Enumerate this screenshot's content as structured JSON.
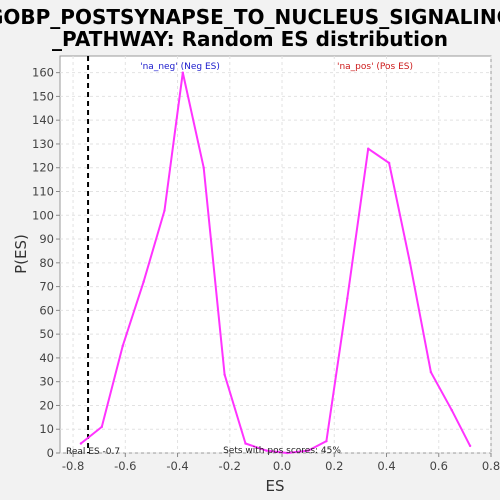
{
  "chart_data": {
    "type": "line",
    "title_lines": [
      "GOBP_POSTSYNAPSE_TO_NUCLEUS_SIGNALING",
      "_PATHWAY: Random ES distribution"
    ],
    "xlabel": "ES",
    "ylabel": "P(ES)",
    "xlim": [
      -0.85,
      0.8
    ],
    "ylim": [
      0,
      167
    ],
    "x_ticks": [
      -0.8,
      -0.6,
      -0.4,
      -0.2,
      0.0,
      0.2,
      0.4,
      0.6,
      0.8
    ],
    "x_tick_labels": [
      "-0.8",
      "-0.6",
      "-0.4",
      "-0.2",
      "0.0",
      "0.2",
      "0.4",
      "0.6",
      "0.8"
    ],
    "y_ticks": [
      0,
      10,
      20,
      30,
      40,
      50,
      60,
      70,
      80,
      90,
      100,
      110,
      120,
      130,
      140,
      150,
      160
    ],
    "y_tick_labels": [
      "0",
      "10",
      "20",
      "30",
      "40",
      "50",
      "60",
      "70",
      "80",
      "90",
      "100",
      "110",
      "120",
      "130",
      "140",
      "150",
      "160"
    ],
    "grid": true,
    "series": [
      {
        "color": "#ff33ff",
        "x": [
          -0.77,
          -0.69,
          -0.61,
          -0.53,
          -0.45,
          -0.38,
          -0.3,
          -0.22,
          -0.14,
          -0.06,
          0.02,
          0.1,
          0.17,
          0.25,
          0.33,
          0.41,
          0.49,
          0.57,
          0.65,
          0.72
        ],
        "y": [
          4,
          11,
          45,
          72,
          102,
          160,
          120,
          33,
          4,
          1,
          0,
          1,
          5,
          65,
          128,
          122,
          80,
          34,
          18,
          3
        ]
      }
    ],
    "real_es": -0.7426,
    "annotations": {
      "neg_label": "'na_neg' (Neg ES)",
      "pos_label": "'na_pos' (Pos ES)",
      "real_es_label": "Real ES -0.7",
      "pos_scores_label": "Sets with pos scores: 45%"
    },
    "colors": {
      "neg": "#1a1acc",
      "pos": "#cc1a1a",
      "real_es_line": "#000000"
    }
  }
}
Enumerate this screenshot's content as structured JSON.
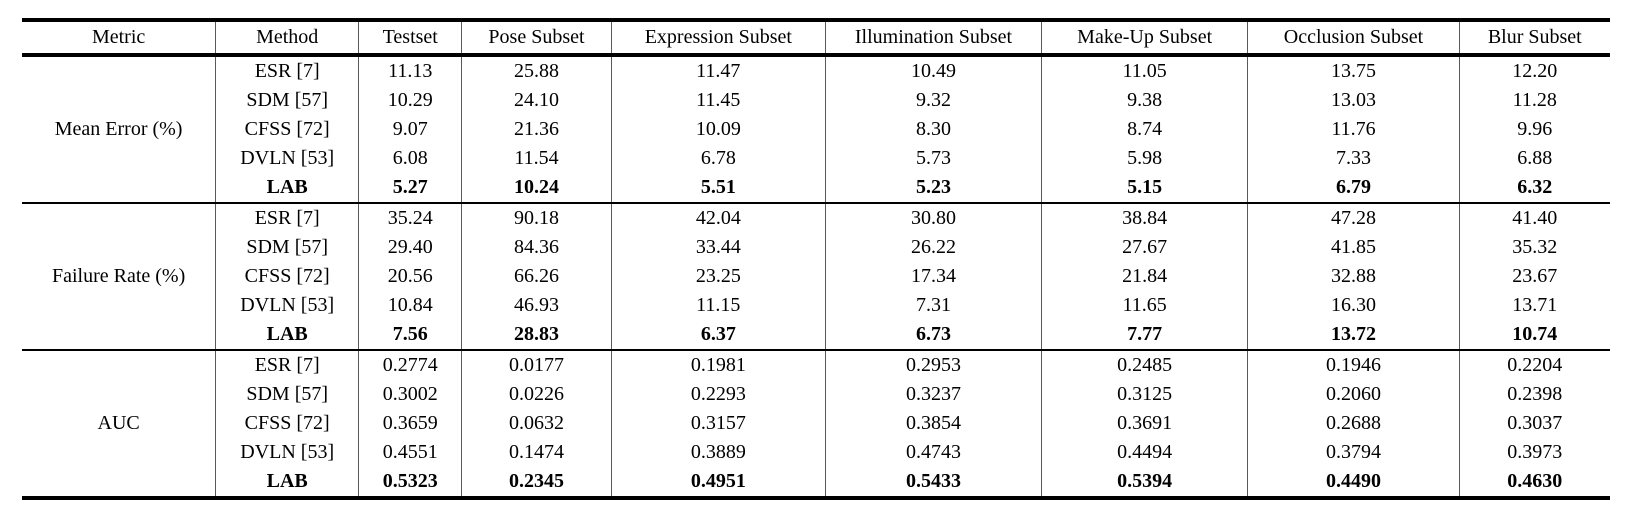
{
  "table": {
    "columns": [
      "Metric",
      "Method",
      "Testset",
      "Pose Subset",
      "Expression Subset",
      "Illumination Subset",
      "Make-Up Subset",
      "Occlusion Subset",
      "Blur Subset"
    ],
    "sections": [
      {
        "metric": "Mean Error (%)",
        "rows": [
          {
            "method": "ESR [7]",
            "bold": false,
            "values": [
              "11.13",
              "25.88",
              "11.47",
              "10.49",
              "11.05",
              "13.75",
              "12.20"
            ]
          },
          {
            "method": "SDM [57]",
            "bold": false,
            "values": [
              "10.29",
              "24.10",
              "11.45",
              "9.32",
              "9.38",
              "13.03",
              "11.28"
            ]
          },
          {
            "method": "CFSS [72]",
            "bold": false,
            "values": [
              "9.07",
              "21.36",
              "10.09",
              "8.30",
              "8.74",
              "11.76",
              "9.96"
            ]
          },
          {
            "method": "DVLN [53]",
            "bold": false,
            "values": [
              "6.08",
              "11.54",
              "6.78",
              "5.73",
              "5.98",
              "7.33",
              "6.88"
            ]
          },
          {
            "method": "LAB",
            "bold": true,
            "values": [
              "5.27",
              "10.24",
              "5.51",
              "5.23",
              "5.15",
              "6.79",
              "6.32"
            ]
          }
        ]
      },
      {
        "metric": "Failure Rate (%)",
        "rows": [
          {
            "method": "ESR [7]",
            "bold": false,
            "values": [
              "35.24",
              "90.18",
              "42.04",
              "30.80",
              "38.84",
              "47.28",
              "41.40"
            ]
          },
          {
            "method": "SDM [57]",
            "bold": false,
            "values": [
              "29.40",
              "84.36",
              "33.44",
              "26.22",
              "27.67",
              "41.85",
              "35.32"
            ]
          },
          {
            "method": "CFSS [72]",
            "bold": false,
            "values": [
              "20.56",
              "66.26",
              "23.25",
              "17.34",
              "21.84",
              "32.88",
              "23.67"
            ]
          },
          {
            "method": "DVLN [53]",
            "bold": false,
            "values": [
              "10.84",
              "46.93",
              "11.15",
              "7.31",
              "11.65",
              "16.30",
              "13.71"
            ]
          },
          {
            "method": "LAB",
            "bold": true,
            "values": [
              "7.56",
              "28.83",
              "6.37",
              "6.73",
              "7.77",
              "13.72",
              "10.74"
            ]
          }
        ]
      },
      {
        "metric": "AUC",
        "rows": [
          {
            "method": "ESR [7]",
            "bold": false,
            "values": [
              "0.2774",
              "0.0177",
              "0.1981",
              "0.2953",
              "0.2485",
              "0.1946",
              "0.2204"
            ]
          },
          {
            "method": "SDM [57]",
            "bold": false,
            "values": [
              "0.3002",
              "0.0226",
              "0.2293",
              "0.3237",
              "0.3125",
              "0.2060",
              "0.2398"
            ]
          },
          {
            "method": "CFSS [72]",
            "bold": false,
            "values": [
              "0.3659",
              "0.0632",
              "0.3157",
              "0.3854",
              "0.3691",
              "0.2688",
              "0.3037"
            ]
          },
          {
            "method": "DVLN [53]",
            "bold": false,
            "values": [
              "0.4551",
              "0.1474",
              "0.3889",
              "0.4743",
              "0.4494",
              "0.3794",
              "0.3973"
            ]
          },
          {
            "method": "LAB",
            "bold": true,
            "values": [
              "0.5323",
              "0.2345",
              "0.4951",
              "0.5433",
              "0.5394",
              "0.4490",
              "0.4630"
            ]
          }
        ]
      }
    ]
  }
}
______
STATED TASK
Restate the whole of the material word for word without the pictures.

TASK OUTPUT
Enumerate this screenshot's content as structured JSON.
{
  "chart_data": {
    "type": "line",
    "title_lines": [
      "GOBP_POSTSYNAPSE_TO_NUCLEUS_SIGNALING",
      "_PATHWAY: Random ES distribution"
    ],
    "xlabel": "ES",
    "ylabel": "P(ES)",
    "xlim": [
      -0.85,
      0.8
    ],
    "ylim": [
      0,
      167
    ],
    "x_ticks": [
      -0.8,
      -0.6,
      -0.4,
      -0.2,
      0.0,
      0.2,
      0.4,
      0.6,
      0.8
    ],
    "x_tick_labels": [
      "-0.8",
      "-0.6",
      "-0.4",
      "-0.2",
      "0.0",
      "0.2",
      "0.4",
      "0.6",
      "0.8"
    ],
    "y_ticks": [
      0,
      10,
      20,
      30,
      40,
      50,
      60,
      70,
      80,
      90,
      100,
      110,
      120,
      130,
      140,
      150,
      160
    ],
    "y_tick_labels": [
      "0",
      "10",
      "20",
      "30",
      "40",
      "50",
      "60",
      "70",
      "80",
      "90",
      "100",
      "110",
      "120",
      "130",
      "140",
      "150",
      "160"
    ],
    "grid": true,
    "series": [
      {
        "color": "#ff33ff",
        "x": [
          -0.77,
          -0.69,
          -0.61,
          -0.53,
          -0.45,
          -0.38,
          -0.3,
          -0.22,
          -0.14,
          -0.06,
          0.02,
          0.1,
          0.17,
          0.25,
          0.33,
          0.41,
          0.49,
          0.57,
          0.65,
          0.72
        ],
        "y": [
          4,
          11,
          45,
          72,
          102,
          160,
          120,
          33,
          4,
          1,
          0,
          1,
          5,
          65,
          128,
          122,
          80,
          34,
          18,
          3
        ]
      }
    ],
    "real_es": -0.7426,
    "annotations": {
      "neg_label": "'na_neg' (Neg ES)",
      "pos_label": "'na_pos' (Pos ES)",
      "real_es_label": "Real ES -0.7",
      "pos_scores_label": "Sets with pos scores: 45%"
    },
    "colors": {
      "neg": "#1a1acc",
      "pos": "#cc1a1a",
      "real_es_line": "#000000"
    }
  }
}
Enumerate this screenshot's content as structured JSON.
{
  "table": {
    "columns": [
      "Metric",
      "Method",
      "Testset",
      "Pose Subset",
      "Expression Subset",
      "Illumination Subset",
      "Make-Up Subset",
      "Occlusion Subset",
      "Blur Subset"
    ],
    "sections": [
      {
        "metric": "Mean Error (%)",
        "rows": [
          {
            "method": "ESR [7]",
            "bold": false,
            "values": [
              "11.13",
              "25.88",
              "11.47",
              "10.49",
              "11.05",
              "13.75",
              "12.20"
            ]
          },
          {
            "method": "SDM [57]",
            "bold": false,
            "values": [
              "10.29",
              "24.10",
              "11.45",
              "9.32",
              "9.38",
              "13.03",
              "11.28"
            ]
          },
          {
            "method": "CFSS [72]",
            "bold": false,
            "values": [
              "9.07",
              "21.36",
              "10.09",
              "8.30",
              "8.74",
              "11.76",
              "9.96"
            ]
          },
          {
            "method": "DVLN [53]",
            "bold": false,
            "values": [
              "6.08",
              "11.54",
              "6.78",
              "5.73",
              "5.98",
              "7.33",
              "6.88"
            ]
          },
          {
            "method": "LAB",
            "bold": true,
            "values": [
              "5.27",
              "10.24",
              "5.51",
              "5.23",
              "5.15",
              "6.79",
              "6.32"
            ]
          }
        ]
      },
      {
        "metric": "Failure Rate (%)",
        "rows": [
          {
            "method": "ESR [7]",
            "bold": false,
            "values": [
              "35.24",
              "90.18",
              "42.04",
              "30.80",
              "38.84",
              "47.28",
              "41.40"
            ]
          },
          {
            "method": "SDM [57]",
            "bold": false,
            "values": [
              "29.40",
              "84.36",
              "33.44",
              "26.22",
              "27.67",
              "41.85",
              "35.32"
            ]
          },
          {
            "method": "CFSS [72]",
            "bold": false,
            "values": [
              "20.56",
              "66.26",
              "23.25",
              "17.34",
              "21.84",
              "32.88",
              "23.67"
            ]
          },
          {
            "method": "DVLN [53]",
            "bold": false,
            "values": [
              "10.84",
              "46.93",
              "11.15",
              "7.31",
              "11.65",
              "16.30",
              "13.71"
            ]
          },
          {
            "method": "LAB",
            "bold": true,
            "values": [
              "7.56",
              "28.83",
              "6.37",
              "6.73",
              "7.77",
              "13.72",
              "10.74"
            ]
          }
        ]
      },
      {
        "metric": "AUC",
        "rows": [
          {
            "method": "ESR [7]",
            "bold": false,
            "values": [
              "0.2774",
              "0.0177",
              "0.1981",
              "0.2953",
              "0.2485",
              "0.1946",
              "0.2204"
            ]
          },
          {
            "method": "SDM [57]",
            "bold": false,
            "values": [
              "0.3002",
              "0.0226",
              "0.2293",
              "0.3237",
              "0.3125",
              "0.2060",
              "0.2398"
            ]
          },
          {
            "method": "CFSS [72]",
            "bold": false,
            "values": [
              "0.3659",
              "0.0632",
              "0.3157",
              "0.3854",
              "0.3691",
              "0.2688",
              "0.3037"
            ]
          },
          {
            "method": "DVLN [53]",
            "bold": false,
            "values": [
              "0.4551",
              "0.1474",
              "0.3889",
              "0.4743",
              "0.4494",
              "0.3794",
              "0.3973"
            ]
          },
          {
            "method": "LAB",
            "bold": true,
            "values": [
              "0.5323",
              "0.2345",
              "0.4951",
              "0.5433",
              "0.5394",
              "0.4490",
              "0.4630"
            ]
          }
        ]
      }
    ]
  }
}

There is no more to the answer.